Exercises —
(A) In the piece on zero trust security, what is assumed about all application access in a zero-trust environment?
(B) Continue the piece on zero trust security from where it stops.

Adopting a zero trust approach to reduce risk and enable enterprises to thrive

Enterprise SecurityNetworkTop Stories
Phil Packman, CISO, Commercial Contracts, BT, on zero trust security

Phil Packman, CISO, Commercial Contracts, BT, discusses how organisations can thrive by adopting a zero trust approach to security.

As the reach of IT extends to every aspect of our modern business lives, CIOs and CISOs are increasingly uniting to defend their organisations.

IT security has shot up the list of priorities for most business leaders, making security threats a significant consideration in many board-level risk models. We know that attackers are constantly looking for weaknesses to exploit – and with cloud and hosted services, these gaps can lie outside your perimeter.

Couple this complexity with the vast attack vectors presented by the Internet and hyper-connectivity, and the security challenge expands further. So, in the face of this reduced visibility and control, how do the CIO and CISO manage IT security risks whilst making the most of the transformative possibilities of IT?

Boosting IT security with a zero-trust environment

Increasingly, organisations are taking a zero-trust approach, focusing on where the gaps are and how people might exploit them. In a zero-trust environment you assume that all application access is potentially malicious or undesirable. Instead of trying to police all the borders and paths across your network, you create islands of applications and data that you can protect in a much more focused way.

Zero-trust uses far more attributes to control access than standard strategies, going beyond simple criteria such as source IP address or username. Do you know who is accessing your data? What applications do they want to use and when do they want to access them? How do they want to connect to the applications? Where are they coming from?

A zero-trust mindset means you can segment and control applications in a way that provides only the functionality that’s needed, efficiently and securely.

Start small for low-risk learning

For most large organisations, the move to zero-trust needs to be a multi-phase, multi-year project that reaches beyond the remit of the IT department. A thorough understanding of applications and data flows is essential, as is a solid identity strategy. All of this must be set in the context of the business outcomes required from specific applications and who needs what level of access to them.

Dataset content —

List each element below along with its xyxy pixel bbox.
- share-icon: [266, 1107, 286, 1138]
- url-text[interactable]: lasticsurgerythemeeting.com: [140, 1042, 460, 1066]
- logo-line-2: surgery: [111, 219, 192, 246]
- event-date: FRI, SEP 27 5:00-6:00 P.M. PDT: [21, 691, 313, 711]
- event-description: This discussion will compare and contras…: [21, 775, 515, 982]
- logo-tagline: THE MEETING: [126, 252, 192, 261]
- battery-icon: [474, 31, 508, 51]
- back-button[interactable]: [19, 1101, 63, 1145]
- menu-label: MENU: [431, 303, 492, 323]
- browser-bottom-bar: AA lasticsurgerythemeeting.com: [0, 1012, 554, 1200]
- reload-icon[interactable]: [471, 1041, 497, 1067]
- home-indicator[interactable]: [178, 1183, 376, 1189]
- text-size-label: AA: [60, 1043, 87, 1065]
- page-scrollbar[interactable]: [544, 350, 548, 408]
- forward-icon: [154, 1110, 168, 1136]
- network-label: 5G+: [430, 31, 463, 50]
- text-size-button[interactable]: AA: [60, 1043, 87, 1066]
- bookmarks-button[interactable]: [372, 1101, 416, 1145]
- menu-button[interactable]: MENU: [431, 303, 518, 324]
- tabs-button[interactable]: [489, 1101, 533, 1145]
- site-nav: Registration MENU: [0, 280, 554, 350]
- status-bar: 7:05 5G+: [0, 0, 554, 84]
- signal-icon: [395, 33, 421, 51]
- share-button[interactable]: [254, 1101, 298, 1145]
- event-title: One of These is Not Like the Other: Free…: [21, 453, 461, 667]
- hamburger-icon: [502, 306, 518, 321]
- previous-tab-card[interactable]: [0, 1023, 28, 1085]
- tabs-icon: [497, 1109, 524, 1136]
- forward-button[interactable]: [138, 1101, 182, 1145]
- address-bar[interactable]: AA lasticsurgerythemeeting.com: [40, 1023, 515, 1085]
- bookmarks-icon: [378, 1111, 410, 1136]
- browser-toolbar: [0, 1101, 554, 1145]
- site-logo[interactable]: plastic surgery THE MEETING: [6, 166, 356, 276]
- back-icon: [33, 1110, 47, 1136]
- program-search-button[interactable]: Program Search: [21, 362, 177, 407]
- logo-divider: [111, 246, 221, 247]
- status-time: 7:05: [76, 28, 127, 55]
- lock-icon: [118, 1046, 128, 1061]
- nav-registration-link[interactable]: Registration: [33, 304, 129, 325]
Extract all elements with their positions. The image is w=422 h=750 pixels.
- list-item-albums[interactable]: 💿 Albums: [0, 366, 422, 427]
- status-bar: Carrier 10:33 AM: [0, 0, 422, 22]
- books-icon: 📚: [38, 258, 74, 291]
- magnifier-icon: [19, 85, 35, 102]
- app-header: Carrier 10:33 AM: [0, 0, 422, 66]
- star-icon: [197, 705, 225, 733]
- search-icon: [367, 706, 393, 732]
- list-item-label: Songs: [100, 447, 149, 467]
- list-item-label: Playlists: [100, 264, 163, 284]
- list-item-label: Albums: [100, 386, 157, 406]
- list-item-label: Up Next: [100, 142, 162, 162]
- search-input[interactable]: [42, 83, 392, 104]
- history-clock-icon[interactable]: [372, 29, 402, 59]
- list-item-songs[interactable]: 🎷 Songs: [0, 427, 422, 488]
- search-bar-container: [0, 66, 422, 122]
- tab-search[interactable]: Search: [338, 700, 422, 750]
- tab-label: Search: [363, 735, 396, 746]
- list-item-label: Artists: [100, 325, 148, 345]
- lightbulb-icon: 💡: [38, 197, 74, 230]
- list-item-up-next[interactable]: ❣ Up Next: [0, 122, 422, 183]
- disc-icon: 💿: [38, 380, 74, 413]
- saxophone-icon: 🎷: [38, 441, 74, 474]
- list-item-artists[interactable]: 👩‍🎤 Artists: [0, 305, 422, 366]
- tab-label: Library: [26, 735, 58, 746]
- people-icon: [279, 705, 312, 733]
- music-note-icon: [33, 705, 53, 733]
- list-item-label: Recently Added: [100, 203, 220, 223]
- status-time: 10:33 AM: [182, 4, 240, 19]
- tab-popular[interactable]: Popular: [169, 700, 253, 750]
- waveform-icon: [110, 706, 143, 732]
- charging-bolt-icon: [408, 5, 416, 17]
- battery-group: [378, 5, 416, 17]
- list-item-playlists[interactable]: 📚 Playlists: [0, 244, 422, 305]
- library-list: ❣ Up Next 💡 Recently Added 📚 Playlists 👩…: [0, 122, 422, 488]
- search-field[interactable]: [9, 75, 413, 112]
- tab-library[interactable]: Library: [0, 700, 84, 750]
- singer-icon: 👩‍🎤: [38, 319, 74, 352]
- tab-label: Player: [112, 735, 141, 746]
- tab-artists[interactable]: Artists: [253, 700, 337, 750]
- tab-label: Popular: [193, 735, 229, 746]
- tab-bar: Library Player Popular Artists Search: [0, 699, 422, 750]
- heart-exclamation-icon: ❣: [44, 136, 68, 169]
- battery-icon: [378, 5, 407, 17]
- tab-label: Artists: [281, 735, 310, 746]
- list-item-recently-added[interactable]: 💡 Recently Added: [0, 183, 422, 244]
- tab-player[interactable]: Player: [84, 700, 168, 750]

Numbered responses —
(A) All application access is assumed to be potentially malicious or undesirable.

(B)
We advise starting small when it comes to adopting a zero-trust approach. Too often, large, established organisations begin with a substantial and complex application, then struggle to achieve the necessary level of visibility around how it’s used. By starting with a smaller, less complex application or a well-known and understood service, you can learn in a way that doesn’t impact the business but still provides repeatable and reusable controls and experience.

Migrating email to Microsoft Office 365 is an example of a strong starting point. A major public sector client successfully began implementing a zero-trust model in this way – taking a discreet application (email) and migrating it to a segmented island in the cloud. We worked with partners to provide the necessary communication, monitoring and visibility to deal with employees’ personal access devices and the infrastructure they used that sat outside the infrastructure controlled by the organisation.

CIO and CISO collaboration is essential to zero-trust success

The zero-trust approach to enterprise architecture requires ongoing effort from both the CIO and CISO departments. By working together to create a more effective, strategic and focused approach, they can minimise data breaches and improve the organisation’s ability to contain and defend against cyberthreats.